Stored records
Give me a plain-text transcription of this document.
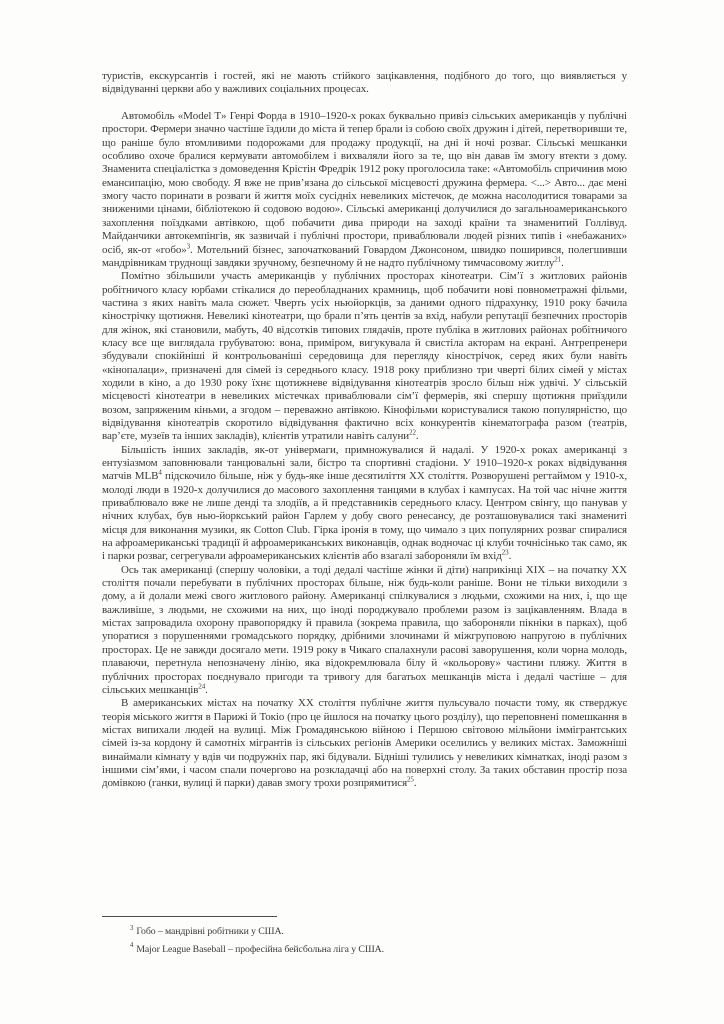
туристів, екскурсантів і гостей, які не мають стійкого зацікавлення, подібного до того, що виявляється у відвідуванні церкви або у важливих соціальних процесах.

Автомобіль «Model T» Генрі Форда в 1910–1920-х роках буквально привіз сільських американців у публічні простори. Фермери значно частіше їздили до міста й тепер брали із собою своїх дружин і дітей, перетворивши те, що раніше було втомливими подорожами для продажу продукції, на дні й ночі розваг. Сільські мешканки особливо охоче бралися кермувати автомобілем і вихваляли його за те, що він давав їм змогу втекти з дому. Знаменита спеціалістка з домоведення Крістін Фредрік 1912 року проголосила таке: «Автомобіль спричинив мою емансипацію, мою свободу. Я вже не прив’язана до сільської місцевості дружина фермера. <...> Авто... дає мені змогу часто поринати в розваги й життя моїх сусідніх невеликих містечок, де можна насолодитися товарами за зниженими цінами, бібліотекою й содовою водою». Сільські американці долучилися до загальноамериканського захоплення поїздками автівкою, щоб побачити дива природи на заході країни та знаменитий Голлівуд. Майданчики автокемпінгів, як зазвичай і публічні простори, приваблювали людей різних типів і «небажаних» осіб, як-от «гобо»$^3$. Мотельний бізнес, започаткований Говардом Джонсоном, швидко поширився, полегшивши мандрівникам труднощі завдяки зручному, безпечному й не надто публічному тимчасовому житлу$^{21}$.

Помітно збільшили участь американців у публічних просторах кінотеатри. Сім’ї з житлових районів робітничого класу юрбами стікалися до переобладнаних крамниць, щоб побачити нові повнометражні фільми, частина з яких навіть мала сюжет. Чверть усіх ньюйоркців, за даними одного підрахунку, 1910 року бачила кінострічку щотижня. Невеликі кінотеатри, що брали п’ять центів за вхід, набули репутації безпечних просторів для жінок, які становили, мабуть, 40 відсотків типових глядачів, проте публіка в житлових районах робітничого класу все ще виглядала грубуватою: вона, приміром, вигукувала й свистіла акторам на екрані. Антрепренери збудували спокійніші й контрольованіші середовища для перегляду кінострічок, серед яких були навіть «кінопалаци», призначені для сімей із середнього класу. 1918 року приблизно три чверті білих сімей у містах ходили в кіно, а до 1930 року їхнє щотижневе відвідування кінотеатрів зросло більш ніж удвічі. У сільській місцевості кінотеатри в невеликих містечках приваблювали сім’ї фермерів, які спершу щотижня приїздили возом, запряженим кіньми, а згодом – переважно автівкою. Кінофільми користувалися такою популярністю, що відвідування кінотеатрів скоротило відвідування фактично всіх конкурентів кінематографа разом (театрів, вар’єте, музеїв та інших закладів), клієнтів утратили навіть салуни$^{22}$.

Більшість інших закладів, як-от універмаги, примножувалися й надалі. У 1920-х роках американці з ентузіазмом заповнювали танцювальні зали, бістро та спортивні стадіони. У 1910–1920-х роках відвідування матчів MLB$^4$ підскочило більше, ніж у будь-яке інше десятиліття XX століття. Розворушені регтаймом у 1910-х, молоді люди в 1920-х долучилися до масового захоплення танцями в клубах і кампусах. На той час нічне життя приваблювало вже не лише денді та злодіїв, а й представників середнього класу. Центром свінгу, що панував у нічних клубах, був нью-йоркський район Гарлем у добу свого ренесансу, де розташовувалися такі знамениті місця для виконання музики, як Cotton Club. Гірка іронія в тому, що чимало з цих популярних розваг спиралися на афроамериканські традиції й афроамериканських виконавців, однак водночас ці клуби точнісінько так само, як і парки розваг, сегрегували афроамериканських клієнтів або взагалі забороняли їм вхід$^{23}$.

Ось так американці (спершу чоловіки, а тоді дедалі частіше жінки й діти) наприкінці XIX – на початку XX століття почали перебувати в публічних просторах більше, ніж будь-коли раніше. Вони не тільки виходили з дому, а й долали межі свого житлового району. Американці спілкувалися з людьми, схожими на них, і, що ще важливіше, з людьми, не схожими на них, що іноді породжувало проблеми разом із зацікавленням. Влада в містах запровадила охорону правопорядку й правила (зокрема правила, що забороняли пікніки в парках), щоб упоратися з порушеннями громадського порядку, дрібними злочинами й міжгруповою напругою в публічних просторах. Це не завжди досягало мети. 1919 року в Чикаго спалахнули расові заворушення, коли чорна молодь, плаваючи, перетнула непозначену лінію, яка відокремлювала білу й «кольорову» частини пляжу. Життя в публічних просторах поєднувало пригоди та тривогу для багатьох мешканців міста і дедалі частіше – для сільських мешканців$^{24}$.

В американських містах на початку XX століття публічне життя пульсувало почасти тому, як стверджує теорія міського життя в Парижі й Токіо (про це йшлося на початку цього розділу), що переповнені помешкання в містах випихали людей на вулиці. Між Громадянською війною і Першою світовою мільйони іммігрантських сімей із-за кордону й самотніх мігрантів із сільських регіонів Америки оселились у великих містах. Заможніші винаймали кімнату у вдів чи подружніх пар, які бідували. Бідніші тулились у невеликих кімнатках, іноді разом з іншими сім’ями, і часом спали почергово на розкладачці або на поверхні столу. За таких обставин простір поза домівкою (ганки, вулиці й парки) давав змогу трохи розпрямитися$^{25}$.

$^3$ Гобо – мандрівні робітники у США.

$^4$ Major League Baseball – професійна бейсбольна ліга у США.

▶ Directions for this task:
Omit every picture, then repeat the remaining data exactly as it appears above.

▶ Result for this exercise:
Give me a plain-text transcription of this document.
туристів, екскурсантів і гостей, які не мають стійкого зацікавлення, подібного до того, що виявляється у відвідуванні церкви або у важливих соціальних процесах.

Автомобіль «Model T» Генрі Форда в 1910–1920-х роках буквально привіз сільських американців у публічні простори. Фермери значно частіше їздили до міста й тепер брали із собою своїх дружин і дітей, перетворивши те, що раніше було втомливими подорожами для продажу продукції, на дні й ночі розваг. Сільські мешканки особливо охоче бралися кермувати автомобілем і вихваляли його за те, що він давав їм змогу втекти з дому. Знаменита спеціалістка з домоведення Крістін Фредрік 1912 року проголосила таке: «Автомобіль спричинив мою емансипацію, мою свободу. Я вже не прив’язана до сільської місцевості дружина фермера. <...> Авто... дає мені змогу часто поринати в розваги й життя моїх сусідніх невеликих містечок, де можна насолодитися товарами за зниженими цінами, бібліотекою й содовою водою». Сільські американці долучилися до загальноамериканського захоплення поїздками автівкою, щоб побачити дива природи на заході країни та знаменитий Голлівуд. Майданчики автокемпінгів, як зазвичай і публічні простори, приваблювали людей різних типів і «небажаних» осіб, як-от «гобо»$^3$. Мотельний бізнес, започаткований Говардом Джонсоном, швидко поширився, полегшивши мандрівникам труднощі завдяки зручному, безпечному й не надто публічному тимчасовому житлу$^{21}$.

Помітно збільшили участь американців у публічних просторах кінотеатри. Сім’ї з житлових районів робітничого класу юрбами стікалися до переобладнаних крамниць, щоб побачити нові повнометражні фільми, частина з яких навіть мала сюжет. Чверть усіх ньюйоркців, за даними одного підрахунку, 1910 року бачила кінострічку щотижня. Невеликі кінотеатри, що брали п’ять центів за вхід, набули репутації безпечних просторів для жінок, які становили, мабуть, 40 відсотків типових глядачів, проте публіка в житлових районах робітничого класу все ще виглядала грубуватою: вона, приміром, вигукувала й свистіла акторам на екрані. Антрепренери збудували спокійніші й контрольованіші середовища для перегляду кінострічок, серед яких були навіть «кінопалаци», призначені для сімей із середнього класу. 1918 року приблизно три чверті білих сімей у містах ходили в кіно, а до 1930 року їхнє щотижневе відвідування кінотеатрів зросло більш ніж удвічі. У сільській місцевості кінотеатри в невеликих містечках приваблювали сім’ї фермерів, які спершу щотижня приїздили возом, запряженим кіньми, а згодом – переважно автівкою. Кінофільми користувалися такою популярністю, що відвідування кінотеатрів скоротило відвідування фактично всіх конкурентів кінематографа разом (театрів, вар’єте, музеїв та інших закладів), клієнтів утратили навіть салуни$^{22}$.

Більшість інших закладів, як-от універмаги, примножувалися й надалі. У 1920-х роках американці з ентузіазмом заповнювали танцювальні зали, бістро та спортивні стадіони. У 1910–1920-х роках відвідування матчів MLB$^4$ підскочило більше, ніж у будь-яке інше десятиліття XX століття. Розворушені регтаймом у 1910-х, молоді люди в 1920-х долучилися до масового захоплення танцями в клубах і кампусах. На той час нічне життя приваблювало вже не лише денді та злодіїв, а й представників середнього класу. Центром свінгу, що панував у нічних клубах, був нью-йоркський район Гарлем у добу свого ренесансу, де розташовувалися такі знамениті місця для виконання музики, як Cotton Club. Гірка іронія в тому, що чимало з цих популярних розваг спиралися на афроамериканські традиції й афроамериканських виконавців, однак водночас ці клуби точнісінько так само, як і парки розваг, сегрегували афроамериканських клієнтів або взагалі забороняли їм вхід$^{23}$.

Ось так американці (спершу чоловіки, а тоді дедалі частіше жінки й діти) наприкінці XIX – на початку XX століття почали перебувати в публічних просторах більше, ніж будь-коли раніше. Вони не тільки виходили з дому, а й долали межі свого житлового району. Американці спілкувалися з людьми, схожими на них, і, що ще важливіше, з людьми, не схожими на них, що іноді породжувало проблеми разом із зацікавленням. Влада в містах запровадила охорону правопорядку й правила (зокрема правила, що забороняли пікніки в парках), щоб упоратися з порушеннями громадського порядку, дрібними злочинами й міжгруповою напругою в публічних просторах. Це не завжди досягало мети. 1919 року в Чикаго спалахнули расові заворушення, коли чорна молодь, плаваючи, перетнула непозначену лінію, яка відокремлювала білу й «кольорову» частини пляжу. Життя в публічних просторах поєднувало пригоди та тривогу для багатьох мешканців міста і дедалі частіше – для сільських мешканців$^{24}$.

В американських містах на початку XX століття публічне життя пульсувало почасти тому, як стверджує теорія міського життя в Парижі й Токіо (про це йшлося на початку цього розділу), що переповнені помешкання в містах випихали людей на вулиці. Між Громадянською війною і Першою світовою мільйони іммігрантських сімей із-за кордону й самотніх мігрантів із сільських регіонів Америки оселились у великих містах. Заможніші винаймали кімнату у вдів чи подружніх пар, які бідували. Бідніші тулились у невеликих кімнатках, іноді разом з іншими сім’ями, і часом спали почергово на розкладачці або на поверхні столу. За таких обставин простір поза домівкою (ганки, вулиці й парки) давав змогу трохи розпрямитися$^{25}$.

$^3$ Гобо – мандрівні робітники у США.

$^4$ Major League Baseball – професійна бейсбольна ліга у США.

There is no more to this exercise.